Your task: Filter these entries, keeping only lines that hold the word "lien".

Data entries

#####

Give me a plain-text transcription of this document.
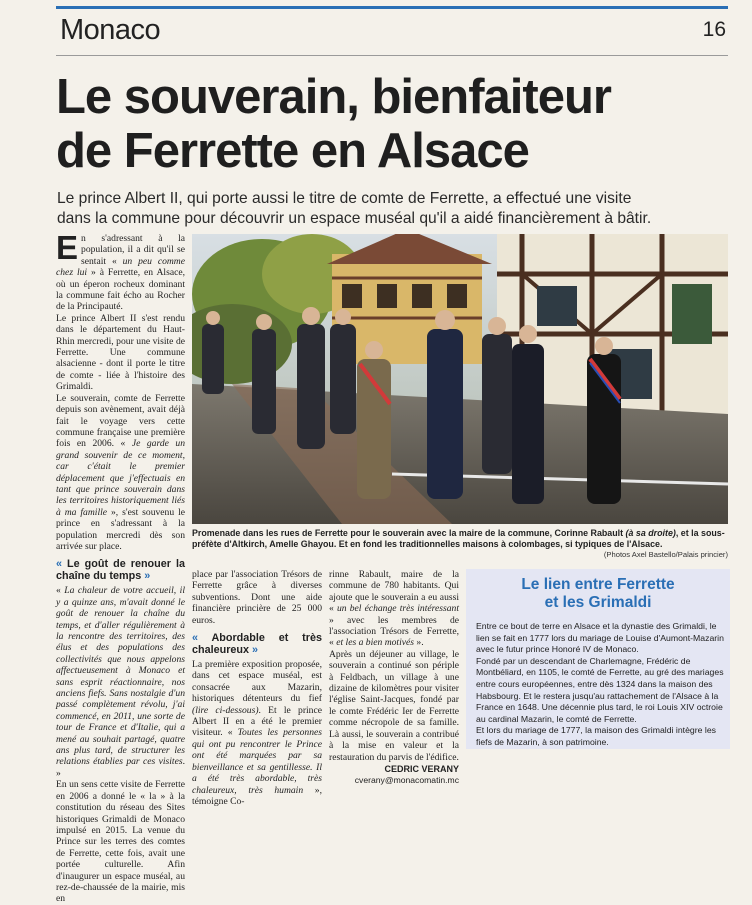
Monaco	16
Le souverain, bienfaiteur
de Ferrette en Alsace
Le prince Albert II, qui porte aussi le titre de comte de Ferrette, a effectué une visite
dans la commune pour découvrir un espace muséal qu'il a aidé financièrement à bâtir.

En s'adressant à la population, il a dit qu'il se sentait « un peu comme chez lui » à Ferrette, en Alsace, où un éperon rocheux dominant la commune fait écho au Rocher de la Principauté.

Le prince Albert II s'est rendu dans le département du Haut-Rhin mercredi, pour une visite de Ferrette. Une commune alsacienne - dont il porte le titre de comte - liée à l'histoire des Grimaldi.

Le souverain, comte de Ferrette depuis son avènement, avait déjà fait le voyage vers cette commune française une première fois en 2006. « Je garde un grand souvenir de ce moment, car c'était le premier déplacement que j'effectuais en tant que prince souverain dans les territoires historiquement liés à ma famille », s'est souvenu le prince en s'adressant à la population mercredi dès son arrivée sur place.

« Le goût de renouer la chaîne du temps »

« La chaleur de votre accueil, il y a quinze ans, m'avait donné le goût de renouer la chaîne du temps, et d'aller régulièrement à la rencontre des territoires, des élus et des populations des collectivités que nous appelons affectueusement à Monaco et sans esprit réactionnaire, nos anciens fiefs. Sans nostalgie d'un passé complètement révolu, j'ai commencé, en 2011, une sorte de tour de France et d'Italie, qui a mené au souhait partagé, quatre ans plus tard, de structurer les relations établies par ces visites. »

En un sens cette visite de Ferrette en 2006 a donné le « la » à la constitution du réseau des Sites historiques Grimaldi de Monaco impulsé en 2015. La venue du Prince sur les terres des comtes de Ferrette, cette fois, avait une portée culturelle. Afin d'inaugurer un espace muséal, au rez-de-chaussée de la mairie, mis en

Promenade dans les rues de Ferrette pour le souverain avec la maire de la commune, Corinne Rabault (à sa droite), et la sous-préfète d'Altkirch, Amelle Ghayou. Et en fond les traditionnelles maisons à colombages, si typiques de l'Alsace.
(Photos Axel Bastello/Palais princier)

place par l'association Trésors de Ferrette grâce à diverses subventions. Dont une aide financière princière de 25 000 euros.

« Abordable et très chaleureux »

La première exposition proposée, dans cet espace muséal, est consacrée aux Mazarin, historiques détenteurs du fief (lire ci-dessous). Et le prince Albert II en a été le premier visiteur. « Toutes les personnes qui ont pu rencontrer le Prince ont été marquées par sa bienveillance et sa gentillesse. Il a été très abordable, très chaleureux, très humain », témoigne Co-

rinne Rabault, maire de la commune de 780 habitants. Qui ajoute que le souverain a eu aussi « un bel échange très intéressant » avec les membres de l'association Trésors de Ferrette, « et les a bien motivés ».

Après un déjeuner au village, le souverain a continué son périple à Feldbach, un village à une dizaine de kilomètres pour visiter l'église Saint-Jacques, fondé par le comte Frédéric Ier de Ferrette comme nécropole de sa famille. Là aussi, le souverain a contribué à la mise en valeur et la restauration du parvis de l'édifice.

CEDRIC VERANY
cverany@monacomatin.mc
Le lien entre Ferrette
et les Grimaldi

Entre ce bout de terre en Alsace et la dynastie des Grimaldi, le lien se fait en 1777 lors du mariage de Louise d'Aumont-Mazarin avec le futur prince Honoré IV de Monaco.

Fondé par un descendant de Charlemagne, Frédéric de Montbéliard, en 1105, le comté de Ferrette, au gré des mariages entre cours européennes, entre dès 1324 dans la maison des Habsbourg. Et le restera jusqu'au rattachement de l'Alsace à la France en 1648. Une décennie plus tard, le roi Louis XIV octroie au cardinal Mazarin, le comté de Ferrette.

Et lors du mariage de 1777, la maison des Grimaldi intègre les fiefs de Mazarin, à son patrimoine.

#####

Exercise answer:
Le lien entre Ferrette
Entre ce bout de terre en Alsace et la dynastie des Grimaldi, le lien se fait en 1777 lors du mariage de Louise d'Aumont-Mazarin avec le futur prince Honoré IV de Monaco.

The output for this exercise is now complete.